SUPPLIED PASSAGE
►

It is said that Tara first manifested out of tears shed by Avalokiteshvara.

Sogyal Rinpoche writes in The Tibetan Book of Living and Dying:

In his infinite compassion, [Avalokiteshvara] vowed [...] to liberate all sentient beings from the sufferings of the different realms of samsara. Before the buddhas of the ten directions, he prayed: "May I help all beings, and if ever I tire in this great work, may my body be shattered into a thousand pieces." First, it is said, he descended into the hell realms, ascending gradually through the world of hungry ghosts, up to the realm of the gods. From there he happened to look down and saw, aghast, that though he had saved innumerable beings from hell, countless more were pouring in. This plunged him into the profoundest grief; for a moment he almost lost faith in that noble vow he had taken, and his body exploded into a thousand pieces. In his desperation, he called out to all the buddhas for help, who came to his aid from all directions of the universe, as one text said, like a soft blizzard of snowflakes. With their great power the buddhas made him whole again, and from then on Avalokiteshvara had eleven heads, and a thousand arms, and on each palm of each hand was an eye, signifying that union of wisdom and skillful means that is the mark of true compassion. In this form he was even more resplendent and empowered than before to help all beings, and his compassion grew even more intense as again and again he repeated this vow before the buddhas: "May I not attain final buddhahood before all sentient beings attain enlightenment."

◄

Spatial layout data
►

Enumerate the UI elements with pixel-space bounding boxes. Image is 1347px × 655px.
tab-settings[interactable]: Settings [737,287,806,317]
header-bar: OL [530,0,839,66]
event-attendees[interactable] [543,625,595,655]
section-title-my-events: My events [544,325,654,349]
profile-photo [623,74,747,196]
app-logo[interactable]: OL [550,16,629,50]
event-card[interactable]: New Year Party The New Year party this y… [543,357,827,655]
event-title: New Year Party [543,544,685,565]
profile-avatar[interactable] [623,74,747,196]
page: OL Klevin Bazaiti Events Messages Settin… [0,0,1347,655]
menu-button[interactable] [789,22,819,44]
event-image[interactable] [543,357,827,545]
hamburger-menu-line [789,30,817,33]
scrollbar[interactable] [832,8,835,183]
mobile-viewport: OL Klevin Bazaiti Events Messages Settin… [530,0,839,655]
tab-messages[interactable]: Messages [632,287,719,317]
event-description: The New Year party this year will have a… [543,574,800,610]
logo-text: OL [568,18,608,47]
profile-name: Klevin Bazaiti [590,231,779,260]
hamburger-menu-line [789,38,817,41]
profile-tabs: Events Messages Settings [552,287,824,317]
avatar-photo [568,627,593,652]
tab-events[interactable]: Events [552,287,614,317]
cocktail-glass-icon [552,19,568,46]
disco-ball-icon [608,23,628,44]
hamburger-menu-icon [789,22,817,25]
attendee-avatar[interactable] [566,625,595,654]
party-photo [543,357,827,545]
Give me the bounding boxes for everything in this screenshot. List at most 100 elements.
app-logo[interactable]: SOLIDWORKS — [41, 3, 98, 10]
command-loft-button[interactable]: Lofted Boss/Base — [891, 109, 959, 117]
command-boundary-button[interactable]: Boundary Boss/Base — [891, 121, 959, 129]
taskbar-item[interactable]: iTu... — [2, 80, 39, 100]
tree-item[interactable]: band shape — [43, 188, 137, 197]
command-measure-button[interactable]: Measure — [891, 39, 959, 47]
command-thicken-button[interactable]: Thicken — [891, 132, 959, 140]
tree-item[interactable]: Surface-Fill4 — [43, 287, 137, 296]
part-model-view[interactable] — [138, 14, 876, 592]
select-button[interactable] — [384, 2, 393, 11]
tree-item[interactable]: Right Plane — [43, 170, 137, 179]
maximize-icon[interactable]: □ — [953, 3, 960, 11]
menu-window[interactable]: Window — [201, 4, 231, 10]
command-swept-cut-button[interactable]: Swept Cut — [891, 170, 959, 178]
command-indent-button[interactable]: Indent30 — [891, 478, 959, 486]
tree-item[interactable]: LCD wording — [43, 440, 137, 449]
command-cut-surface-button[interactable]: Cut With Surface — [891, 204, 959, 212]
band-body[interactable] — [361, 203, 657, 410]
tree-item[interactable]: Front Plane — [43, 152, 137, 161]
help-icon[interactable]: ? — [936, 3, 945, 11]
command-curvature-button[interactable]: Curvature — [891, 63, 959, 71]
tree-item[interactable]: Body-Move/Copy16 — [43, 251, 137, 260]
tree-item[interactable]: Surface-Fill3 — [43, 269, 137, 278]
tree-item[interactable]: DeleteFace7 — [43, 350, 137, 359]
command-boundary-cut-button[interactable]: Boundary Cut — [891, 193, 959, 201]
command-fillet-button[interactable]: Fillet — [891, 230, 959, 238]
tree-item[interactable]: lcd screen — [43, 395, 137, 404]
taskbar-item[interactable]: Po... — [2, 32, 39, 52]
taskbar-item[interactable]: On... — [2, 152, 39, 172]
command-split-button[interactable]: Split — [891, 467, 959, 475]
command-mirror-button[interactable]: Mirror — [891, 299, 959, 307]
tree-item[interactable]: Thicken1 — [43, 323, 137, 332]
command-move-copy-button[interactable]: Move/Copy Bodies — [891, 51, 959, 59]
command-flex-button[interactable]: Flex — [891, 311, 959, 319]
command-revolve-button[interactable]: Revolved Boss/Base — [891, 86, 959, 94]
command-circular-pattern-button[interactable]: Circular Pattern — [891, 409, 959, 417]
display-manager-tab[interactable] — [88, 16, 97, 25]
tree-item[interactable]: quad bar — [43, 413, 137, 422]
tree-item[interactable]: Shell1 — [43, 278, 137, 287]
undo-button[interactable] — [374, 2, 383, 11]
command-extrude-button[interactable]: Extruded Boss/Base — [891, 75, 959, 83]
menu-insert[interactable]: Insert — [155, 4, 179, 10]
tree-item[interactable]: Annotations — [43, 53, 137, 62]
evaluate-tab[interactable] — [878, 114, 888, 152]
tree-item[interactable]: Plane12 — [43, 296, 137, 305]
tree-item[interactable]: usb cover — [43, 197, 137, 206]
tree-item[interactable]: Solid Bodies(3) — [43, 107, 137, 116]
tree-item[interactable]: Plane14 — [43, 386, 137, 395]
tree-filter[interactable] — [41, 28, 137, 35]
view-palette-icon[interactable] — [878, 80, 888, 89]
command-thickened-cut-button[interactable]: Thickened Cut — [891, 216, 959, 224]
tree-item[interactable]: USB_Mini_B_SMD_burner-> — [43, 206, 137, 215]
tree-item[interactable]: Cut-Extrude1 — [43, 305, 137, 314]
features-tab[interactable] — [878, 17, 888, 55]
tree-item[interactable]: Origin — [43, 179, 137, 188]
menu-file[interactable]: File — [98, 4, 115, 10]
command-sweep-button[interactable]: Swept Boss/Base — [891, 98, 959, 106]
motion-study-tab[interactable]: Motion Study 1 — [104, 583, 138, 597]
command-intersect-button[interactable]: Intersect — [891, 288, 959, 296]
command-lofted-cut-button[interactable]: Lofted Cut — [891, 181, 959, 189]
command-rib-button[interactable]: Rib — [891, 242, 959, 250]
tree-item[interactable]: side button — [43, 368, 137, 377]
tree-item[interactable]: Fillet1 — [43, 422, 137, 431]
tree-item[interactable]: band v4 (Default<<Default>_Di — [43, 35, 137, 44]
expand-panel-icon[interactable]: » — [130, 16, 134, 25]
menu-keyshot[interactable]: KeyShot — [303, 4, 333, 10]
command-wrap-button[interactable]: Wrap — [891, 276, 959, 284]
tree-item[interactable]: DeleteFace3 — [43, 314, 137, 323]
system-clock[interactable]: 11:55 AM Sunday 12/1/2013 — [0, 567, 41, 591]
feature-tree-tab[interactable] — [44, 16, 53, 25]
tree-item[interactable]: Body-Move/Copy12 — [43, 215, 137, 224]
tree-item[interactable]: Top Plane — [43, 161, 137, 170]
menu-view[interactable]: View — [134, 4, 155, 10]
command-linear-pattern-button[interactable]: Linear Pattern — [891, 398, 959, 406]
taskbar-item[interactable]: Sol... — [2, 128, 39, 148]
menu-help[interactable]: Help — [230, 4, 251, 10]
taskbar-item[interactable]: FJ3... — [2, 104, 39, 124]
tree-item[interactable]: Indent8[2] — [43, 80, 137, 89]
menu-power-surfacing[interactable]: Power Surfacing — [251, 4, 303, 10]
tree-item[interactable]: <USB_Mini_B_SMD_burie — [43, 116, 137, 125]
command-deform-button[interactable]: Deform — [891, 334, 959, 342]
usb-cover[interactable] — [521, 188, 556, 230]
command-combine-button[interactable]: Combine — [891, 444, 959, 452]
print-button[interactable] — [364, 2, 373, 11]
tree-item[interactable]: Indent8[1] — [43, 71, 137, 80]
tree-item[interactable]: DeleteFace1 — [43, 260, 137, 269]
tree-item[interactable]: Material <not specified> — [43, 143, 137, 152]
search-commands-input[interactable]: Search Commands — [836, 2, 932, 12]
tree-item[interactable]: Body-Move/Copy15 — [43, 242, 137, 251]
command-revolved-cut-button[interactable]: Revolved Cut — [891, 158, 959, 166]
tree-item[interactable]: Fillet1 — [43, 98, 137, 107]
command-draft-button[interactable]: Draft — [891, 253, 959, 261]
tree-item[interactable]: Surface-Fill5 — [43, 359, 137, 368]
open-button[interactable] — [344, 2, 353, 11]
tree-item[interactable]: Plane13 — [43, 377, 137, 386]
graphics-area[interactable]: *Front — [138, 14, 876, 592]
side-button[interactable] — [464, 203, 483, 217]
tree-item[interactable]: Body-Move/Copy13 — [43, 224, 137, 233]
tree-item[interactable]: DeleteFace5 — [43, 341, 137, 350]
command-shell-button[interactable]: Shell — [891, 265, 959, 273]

◄

EXERCISE TASKS
1. In the passage on Avalokiteshvara's vow, how many heads and arms did he have after the buddhas made him whole again?
2. Carry the passage on Avalokiteshvara's vow forward from the point where it stops.

EXERCISE RESULTS
1. Eleven heads and a thousand arms.

2.
It is said that in his sorrow at the pain of samsara, two tears fell from his eyes: through the blessings of the buddhas, they were transformed into the two Taras. One is Tara in her green form, who is the active force of compassion, and the other is Tara in her white form, who is compassion's motherly aspect. The name Tara means "she who liberates": she who ferries us across the ocean of samsara.[1]

Texts

The earliest textual reference of Tara is the Manjushri mula kalpa, which arose between the 5th and 8th century, where Tara is mentioned in some of the mandalas. The following texts are found in the Tibetan Kangyur.

Category of Tara Sadhanas

According to Jetsün Kushok Chimey Luding, Tara sadhanas are Kriya Tantra practices or originate from Kriya Tantra. Some, such as the Praise to the Twenty-One Taras only involve a front visualisation, while others, for example the Chimé Pakmé Nyingtik also have self-visualisation. Whichever is the case, it is important to observe Kriya Tantra practice requirements of purity through cleanliness, avoiding eating meat and so on. That is why, Jetsun Kushok adds, Tara practices, and especially Mañjushri practices, are best done in the morning before you have eaten any meat.

Notes

  1. pages 396-397.

Further Reading

  • Bokar Rinpoche, Tara, the Feminine Divine, translated by Christian Buchet, Clear Point Press, 1999
  • Chokgyur Lingpa, The Essential Instruction on the Threefold Excellence, Rangjung Yeshe Publications, 2002
  • Jonang Taranatha, The Golden Rosary of Tara, Shang-Shung Edizioni, 1985.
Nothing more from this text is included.